Copy out every record below with complete accuracy.

**Data provided**
************
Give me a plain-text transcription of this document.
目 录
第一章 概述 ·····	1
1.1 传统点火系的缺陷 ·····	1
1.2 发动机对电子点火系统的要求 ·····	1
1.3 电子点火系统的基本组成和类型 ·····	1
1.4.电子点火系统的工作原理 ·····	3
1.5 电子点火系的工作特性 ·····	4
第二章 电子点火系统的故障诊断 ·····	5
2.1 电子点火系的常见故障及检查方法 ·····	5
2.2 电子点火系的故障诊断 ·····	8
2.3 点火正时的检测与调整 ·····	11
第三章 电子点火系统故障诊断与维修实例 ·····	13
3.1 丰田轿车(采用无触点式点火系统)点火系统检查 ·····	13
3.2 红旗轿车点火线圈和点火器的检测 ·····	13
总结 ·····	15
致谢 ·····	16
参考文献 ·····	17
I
************
**Final result**
Give me a plain-text transcription of this document.
目 录
第一章 概述 ·····	1
1.1 传统点火系的缺陷 ·····	1
1.2 发动机对电子点火系统的要求 ·····	1
1.3 电子点火系统的基本组成和类型 ·····	1
1.4.电子点火系统的工作原理 ·····	3
1.5 电子点火系的工作特性 ·····	4
第二章 电子点火系统的故障诊断 ·····	5
2.1 电子点火系的常见故障及检查方法 ·····	5
2.2 电子点火系的故障诊断 ·····	8
2.3 点火正时的检测与调整 ·····	11
第三章 电子点火系统故障诊断与维修实例 ·····	13
3.1 丰田轿车(采用无触点式点火系统)点火系统检查 ·····	13
3.2 红旗轿车点火线圈和点火器的检测 ·····	13
总结 ·····	15
致谢 ·····	16
参考文献 ·····	17
I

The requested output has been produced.